• _Dataset records_:
>> begin
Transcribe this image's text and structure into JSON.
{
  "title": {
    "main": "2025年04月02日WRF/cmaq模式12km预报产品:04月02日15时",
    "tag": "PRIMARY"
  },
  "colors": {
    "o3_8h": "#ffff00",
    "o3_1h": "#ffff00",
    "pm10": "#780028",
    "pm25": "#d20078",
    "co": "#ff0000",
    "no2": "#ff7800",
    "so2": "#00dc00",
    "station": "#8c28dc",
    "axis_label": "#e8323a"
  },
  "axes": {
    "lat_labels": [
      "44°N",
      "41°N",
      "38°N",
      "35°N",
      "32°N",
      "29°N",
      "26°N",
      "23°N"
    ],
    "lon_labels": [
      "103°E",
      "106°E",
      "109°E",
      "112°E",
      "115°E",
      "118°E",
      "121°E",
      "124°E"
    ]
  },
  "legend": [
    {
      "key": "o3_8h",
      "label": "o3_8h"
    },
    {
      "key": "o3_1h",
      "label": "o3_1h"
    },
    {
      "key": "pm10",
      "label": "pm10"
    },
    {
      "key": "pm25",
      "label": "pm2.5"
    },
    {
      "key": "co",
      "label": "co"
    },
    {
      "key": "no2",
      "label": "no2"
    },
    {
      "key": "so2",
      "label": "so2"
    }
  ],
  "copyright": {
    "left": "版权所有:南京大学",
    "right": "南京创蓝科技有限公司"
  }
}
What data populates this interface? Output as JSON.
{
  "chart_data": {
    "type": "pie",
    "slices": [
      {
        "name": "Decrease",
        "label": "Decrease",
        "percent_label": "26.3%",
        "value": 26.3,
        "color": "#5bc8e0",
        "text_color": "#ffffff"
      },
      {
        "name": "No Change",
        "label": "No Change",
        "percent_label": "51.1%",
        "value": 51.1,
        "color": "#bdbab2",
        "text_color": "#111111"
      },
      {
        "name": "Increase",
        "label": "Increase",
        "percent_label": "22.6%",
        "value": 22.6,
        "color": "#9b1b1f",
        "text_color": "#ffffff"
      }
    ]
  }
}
>> end
• _Your task_: Repeat all the records. Match each line exactly.

• _Output below_:
Transcribe this image's text and structure into JSON.
{
  "title": {
    "main": "2025年04月02日WRF/cmaq模式12km预报产品:04月02日15时",
    "tag": "PRIMARY"
  },
  "colors": {
    "o3_8h": "#ffff00",
    "o3_1h": "#ffff00",
    "pm10": "#780028",
    "pm25": "#d20078",
    "co": "#ff0000",
    "no2": "#ff7800",
    "so2": "#00dc00",
    "station": "#8c28dc",
    "axis_label": "#e8323a"
  },
  "axes": {
    "lat_labels": [
      "44°N",
      "41°N",
      "38°N",
      "35°N",
      "32°N",
      "29°N",
      "26°N",
      "23°N"
    ],
    "lon_labels": [
      "103°E",
      "106°E",
      "109°E",
      "112°E",
      "115°E",
      "118°E",
      "121°E",
      "124°E"
    ]
  },
  "legend": [
    {
      "key": "o3_8h",
      "label": "o3_8h"
    },
    {
      "key": "o3_1h",
      "label": "o3_1h"
    },
    {
      "key": "pm10",
      "label": "pm10"
    },
    {
      "key": "pm25",
      "label": "pm2.5"
    },
    {
      "key": "co",
      "label": "co"
    },
    {
      "key": "no2",
      "label": "no2"
    },
    {
      "key": "so2",
      "label": "so2"
    }
  ],
  "copyright": {
    "left": "版权所有:南京大学",
    "right": "南京创蓝科技有限公司"
  }
}
What data populates this interface? Output as JSON.
{
  "chart_data": {
    "type": "pie",
    "slices": [
      {
        "name": "Decrease",
        "label": "Decrease",
        "percent_label": "26.3%",
        "value": 26.3,
        "color": "#5bc8e0",
        "text_color": "#ffffff"
      },
      {
        "name": "No Change",
        "label": "No Change",
        "percent_label": "51.1%",
        "value": 51.1,
        "color": "#bdbab2",
        "text_color": "#111111"
      },
      {
        "name": "Increase",
        "label": "Increase",
        "percent_label": "22.6%",
        "value": 22.6,
        "color": "#9b1b1f",
        "text_color": "#ffffff"
      }
    ]
  }
}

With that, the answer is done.